Task directions ->
Lines containing the string "Liegenschaftsblatt" are to be counted; report the total by itself.

Entries taken from a collection:
┌────────
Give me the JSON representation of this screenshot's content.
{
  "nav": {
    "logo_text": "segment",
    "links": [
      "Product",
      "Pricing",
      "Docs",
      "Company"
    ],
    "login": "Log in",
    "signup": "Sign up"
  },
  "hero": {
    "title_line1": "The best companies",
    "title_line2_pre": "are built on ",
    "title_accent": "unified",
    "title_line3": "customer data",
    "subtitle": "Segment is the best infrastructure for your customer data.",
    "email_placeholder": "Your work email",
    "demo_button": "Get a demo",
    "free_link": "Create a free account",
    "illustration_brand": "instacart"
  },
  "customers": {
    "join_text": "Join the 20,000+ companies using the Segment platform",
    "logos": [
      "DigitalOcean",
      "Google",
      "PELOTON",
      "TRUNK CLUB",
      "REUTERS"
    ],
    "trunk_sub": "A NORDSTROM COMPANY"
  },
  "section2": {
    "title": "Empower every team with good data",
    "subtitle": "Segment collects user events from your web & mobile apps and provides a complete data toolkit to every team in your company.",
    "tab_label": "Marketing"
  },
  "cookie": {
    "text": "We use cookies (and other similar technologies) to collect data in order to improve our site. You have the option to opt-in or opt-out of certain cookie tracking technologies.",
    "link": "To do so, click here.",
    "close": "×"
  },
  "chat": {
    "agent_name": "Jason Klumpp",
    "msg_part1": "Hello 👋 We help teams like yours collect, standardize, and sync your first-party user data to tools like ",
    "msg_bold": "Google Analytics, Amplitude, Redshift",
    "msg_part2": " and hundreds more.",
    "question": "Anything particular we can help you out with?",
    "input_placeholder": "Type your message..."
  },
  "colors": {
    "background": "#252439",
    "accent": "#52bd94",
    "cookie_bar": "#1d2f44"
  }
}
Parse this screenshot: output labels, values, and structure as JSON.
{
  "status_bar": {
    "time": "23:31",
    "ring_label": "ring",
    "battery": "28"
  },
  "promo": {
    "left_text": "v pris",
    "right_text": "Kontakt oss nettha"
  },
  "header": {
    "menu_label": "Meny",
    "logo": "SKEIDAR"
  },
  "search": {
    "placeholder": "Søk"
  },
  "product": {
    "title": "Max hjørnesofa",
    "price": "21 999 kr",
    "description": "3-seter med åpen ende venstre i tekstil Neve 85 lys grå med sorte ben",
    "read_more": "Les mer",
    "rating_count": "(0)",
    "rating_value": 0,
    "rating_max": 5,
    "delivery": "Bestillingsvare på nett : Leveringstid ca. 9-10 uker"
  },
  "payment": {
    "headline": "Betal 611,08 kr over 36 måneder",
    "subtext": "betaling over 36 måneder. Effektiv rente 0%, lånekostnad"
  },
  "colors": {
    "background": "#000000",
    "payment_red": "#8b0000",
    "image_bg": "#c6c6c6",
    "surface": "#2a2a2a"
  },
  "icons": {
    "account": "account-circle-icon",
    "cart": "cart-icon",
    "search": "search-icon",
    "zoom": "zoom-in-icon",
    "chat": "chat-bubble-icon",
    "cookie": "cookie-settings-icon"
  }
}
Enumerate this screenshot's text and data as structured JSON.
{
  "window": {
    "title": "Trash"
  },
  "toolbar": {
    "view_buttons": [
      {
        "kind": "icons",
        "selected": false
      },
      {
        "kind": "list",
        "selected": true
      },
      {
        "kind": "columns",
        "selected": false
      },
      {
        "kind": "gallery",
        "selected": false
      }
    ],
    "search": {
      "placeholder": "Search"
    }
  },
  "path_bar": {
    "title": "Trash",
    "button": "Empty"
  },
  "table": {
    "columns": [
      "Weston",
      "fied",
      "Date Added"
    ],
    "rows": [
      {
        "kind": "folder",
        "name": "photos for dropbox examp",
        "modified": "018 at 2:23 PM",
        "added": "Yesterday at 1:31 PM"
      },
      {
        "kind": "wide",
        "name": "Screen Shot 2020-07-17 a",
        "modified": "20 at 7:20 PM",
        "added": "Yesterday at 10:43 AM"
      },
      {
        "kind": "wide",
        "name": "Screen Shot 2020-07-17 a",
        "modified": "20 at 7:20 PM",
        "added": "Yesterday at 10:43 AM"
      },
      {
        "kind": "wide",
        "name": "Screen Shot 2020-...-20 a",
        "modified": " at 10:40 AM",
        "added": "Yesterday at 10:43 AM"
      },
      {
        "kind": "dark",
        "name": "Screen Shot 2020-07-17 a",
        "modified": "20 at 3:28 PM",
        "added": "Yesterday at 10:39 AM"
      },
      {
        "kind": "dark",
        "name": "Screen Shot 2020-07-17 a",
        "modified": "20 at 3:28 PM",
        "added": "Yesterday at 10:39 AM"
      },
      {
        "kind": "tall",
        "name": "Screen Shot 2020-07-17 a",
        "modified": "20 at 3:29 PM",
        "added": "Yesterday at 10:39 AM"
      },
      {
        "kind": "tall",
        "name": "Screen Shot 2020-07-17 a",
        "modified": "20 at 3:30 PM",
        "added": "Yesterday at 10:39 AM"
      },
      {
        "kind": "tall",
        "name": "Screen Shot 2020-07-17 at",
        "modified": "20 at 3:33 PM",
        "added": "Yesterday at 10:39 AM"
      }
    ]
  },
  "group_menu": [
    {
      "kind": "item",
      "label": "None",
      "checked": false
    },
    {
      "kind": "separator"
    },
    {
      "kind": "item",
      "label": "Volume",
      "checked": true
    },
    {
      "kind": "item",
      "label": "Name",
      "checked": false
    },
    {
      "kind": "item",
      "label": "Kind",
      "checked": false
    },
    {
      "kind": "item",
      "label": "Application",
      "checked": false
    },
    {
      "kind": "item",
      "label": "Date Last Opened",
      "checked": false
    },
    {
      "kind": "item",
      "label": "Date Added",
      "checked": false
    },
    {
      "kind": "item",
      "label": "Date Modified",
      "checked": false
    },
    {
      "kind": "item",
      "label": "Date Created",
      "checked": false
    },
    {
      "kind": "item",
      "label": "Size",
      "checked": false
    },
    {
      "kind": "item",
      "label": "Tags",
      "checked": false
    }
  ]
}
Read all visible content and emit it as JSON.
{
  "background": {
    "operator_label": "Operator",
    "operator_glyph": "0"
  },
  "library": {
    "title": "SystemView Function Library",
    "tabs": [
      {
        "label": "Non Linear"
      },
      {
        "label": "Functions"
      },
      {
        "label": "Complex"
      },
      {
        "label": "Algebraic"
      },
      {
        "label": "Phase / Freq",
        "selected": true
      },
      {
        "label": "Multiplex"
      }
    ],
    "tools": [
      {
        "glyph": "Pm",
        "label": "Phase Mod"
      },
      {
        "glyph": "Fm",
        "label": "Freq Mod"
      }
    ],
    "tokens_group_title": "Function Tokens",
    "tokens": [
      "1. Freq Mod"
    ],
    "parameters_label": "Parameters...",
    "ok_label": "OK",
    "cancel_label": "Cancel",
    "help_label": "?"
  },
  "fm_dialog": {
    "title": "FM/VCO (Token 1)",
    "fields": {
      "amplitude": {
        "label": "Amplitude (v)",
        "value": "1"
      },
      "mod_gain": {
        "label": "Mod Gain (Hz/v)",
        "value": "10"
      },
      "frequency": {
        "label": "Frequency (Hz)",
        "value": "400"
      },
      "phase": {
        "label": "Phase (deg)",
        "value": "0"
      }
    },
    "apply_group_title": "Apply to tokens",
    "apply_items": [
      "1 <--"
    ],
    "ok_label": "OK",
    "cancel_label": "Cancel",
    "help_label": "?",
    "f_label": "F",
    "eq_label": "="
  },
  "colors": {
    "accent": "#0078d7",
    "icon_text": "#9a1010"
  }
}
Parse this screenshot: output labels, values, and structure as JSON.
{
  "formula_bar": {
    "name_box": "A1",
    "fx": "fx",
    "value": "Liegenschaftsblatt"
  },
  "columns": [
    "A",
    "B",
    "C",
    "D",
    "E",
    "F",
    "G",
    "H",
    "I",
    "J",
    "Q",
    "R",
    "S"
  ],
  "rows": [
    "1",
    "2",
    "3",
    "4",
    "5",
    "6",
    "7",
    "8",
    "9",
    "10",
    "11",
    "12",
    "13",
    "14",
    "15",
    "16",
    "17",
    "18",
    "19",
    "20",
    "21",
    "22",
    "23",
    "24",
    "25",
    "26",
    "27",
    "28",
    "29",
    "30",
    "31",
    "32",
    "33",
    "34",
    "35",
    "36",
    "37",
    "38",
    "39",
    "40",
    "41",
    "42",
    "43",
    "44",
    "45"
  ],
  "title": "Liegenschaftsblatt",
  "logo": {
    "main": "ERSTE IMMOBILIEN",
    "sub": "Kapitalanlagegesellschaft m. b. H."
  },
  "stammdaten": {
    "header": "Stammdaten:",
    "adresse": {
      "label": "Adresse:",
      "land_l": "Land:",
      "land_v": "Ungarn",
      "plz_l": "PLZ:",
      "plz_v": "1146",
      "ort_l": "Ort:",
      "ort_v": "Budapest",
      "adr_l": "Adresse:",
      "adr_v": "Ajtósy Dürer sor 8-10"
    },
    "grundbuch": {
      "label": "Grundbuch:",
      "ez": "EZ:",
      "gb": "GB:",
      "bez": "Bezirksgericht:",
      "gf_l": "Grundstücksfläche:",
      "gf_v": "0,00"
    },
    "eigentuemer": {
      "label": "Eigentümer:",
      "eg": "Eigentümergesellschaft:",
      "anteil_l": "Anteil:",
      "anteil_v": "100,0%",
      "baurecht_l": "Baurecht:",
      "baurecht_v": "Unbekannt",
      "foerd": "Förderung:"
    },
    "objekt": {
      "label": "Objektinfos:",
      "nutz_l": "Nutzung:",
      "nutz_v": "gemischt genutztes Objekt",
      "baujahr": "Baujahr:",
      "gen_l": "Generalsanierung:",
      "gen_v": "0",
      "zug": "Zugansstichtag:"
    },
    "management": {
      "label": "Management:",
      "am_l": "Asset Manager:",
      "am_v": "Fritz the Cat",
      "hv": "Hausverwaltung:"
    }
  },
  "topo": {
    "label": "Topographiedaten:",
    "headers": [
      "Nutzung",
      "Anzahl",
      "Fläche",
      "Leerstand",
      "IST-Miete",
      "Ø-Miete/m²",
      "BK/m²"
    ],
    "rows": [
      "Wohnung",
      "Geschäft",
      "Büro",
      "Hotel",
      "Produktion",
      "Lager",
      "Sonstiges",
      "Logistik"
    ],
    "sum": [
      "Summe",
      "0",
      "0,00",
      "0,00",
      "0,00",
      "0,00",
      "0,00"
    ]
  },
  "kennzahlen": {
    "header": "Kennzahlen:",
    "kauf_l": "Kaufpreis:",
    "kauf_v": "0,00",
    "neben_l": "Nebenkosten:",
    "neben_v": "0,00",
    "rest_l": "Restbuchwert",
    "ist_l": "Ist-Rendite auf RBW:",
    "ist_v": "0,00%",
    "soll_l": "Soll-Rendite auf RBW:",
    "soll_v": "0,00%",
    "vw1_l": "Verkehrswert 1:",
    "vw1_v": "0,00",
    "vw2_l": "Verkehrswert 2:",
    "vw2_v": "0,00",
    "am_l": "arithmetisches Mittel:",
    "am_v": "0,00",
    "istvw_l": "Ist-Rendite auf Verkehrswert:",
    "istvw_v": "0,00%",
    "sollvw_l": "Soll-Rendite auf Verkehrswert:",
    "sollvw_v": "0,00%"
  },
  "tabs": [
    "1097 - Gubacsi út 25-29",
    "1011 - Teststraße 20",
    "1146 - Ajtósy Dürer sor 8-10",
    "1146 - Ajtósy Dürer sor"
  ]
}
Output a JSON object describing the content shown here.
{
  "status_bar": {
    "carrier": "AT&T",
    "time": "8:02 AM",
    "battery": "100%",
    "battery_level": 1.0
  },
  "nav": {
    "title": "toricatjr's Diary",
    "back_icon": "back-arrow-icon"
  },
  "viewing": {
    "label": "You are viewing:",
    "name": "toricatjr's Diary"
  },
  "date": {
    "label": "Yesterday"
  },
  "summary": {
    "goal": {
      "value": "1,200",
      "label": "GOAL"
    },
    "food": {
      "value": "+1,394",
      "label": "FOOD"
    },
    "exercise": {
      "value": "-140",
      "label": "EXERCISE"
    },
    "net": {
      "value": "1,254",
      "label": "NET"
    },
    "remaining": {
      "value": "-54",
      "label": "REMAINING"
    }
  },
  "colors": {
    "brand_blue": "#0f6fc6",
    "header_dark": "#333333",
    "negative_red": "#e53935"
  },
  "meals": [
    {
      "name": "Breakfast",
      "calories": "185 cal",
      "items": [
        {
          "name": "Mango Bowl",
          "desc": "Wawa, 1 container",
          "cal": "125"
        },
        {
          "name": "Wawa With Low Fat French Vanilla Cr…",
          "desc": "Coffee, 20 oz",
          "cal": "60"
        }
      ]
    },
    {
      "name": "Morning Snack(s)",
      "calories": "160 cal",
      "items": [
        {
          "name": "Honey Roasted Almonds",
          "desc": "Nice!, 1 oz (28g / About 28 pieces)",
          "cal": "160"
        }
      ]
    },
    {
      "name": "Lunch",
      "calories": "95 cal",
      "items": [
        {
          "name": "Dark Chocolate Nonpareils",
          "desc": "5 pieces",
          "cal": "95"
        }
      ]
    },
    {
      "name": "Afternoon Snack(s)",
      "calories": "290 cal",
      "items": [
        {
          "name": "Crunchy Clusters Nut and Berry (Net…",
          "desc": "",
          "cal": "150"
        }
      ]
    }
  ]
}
└────────
Written reply ->
2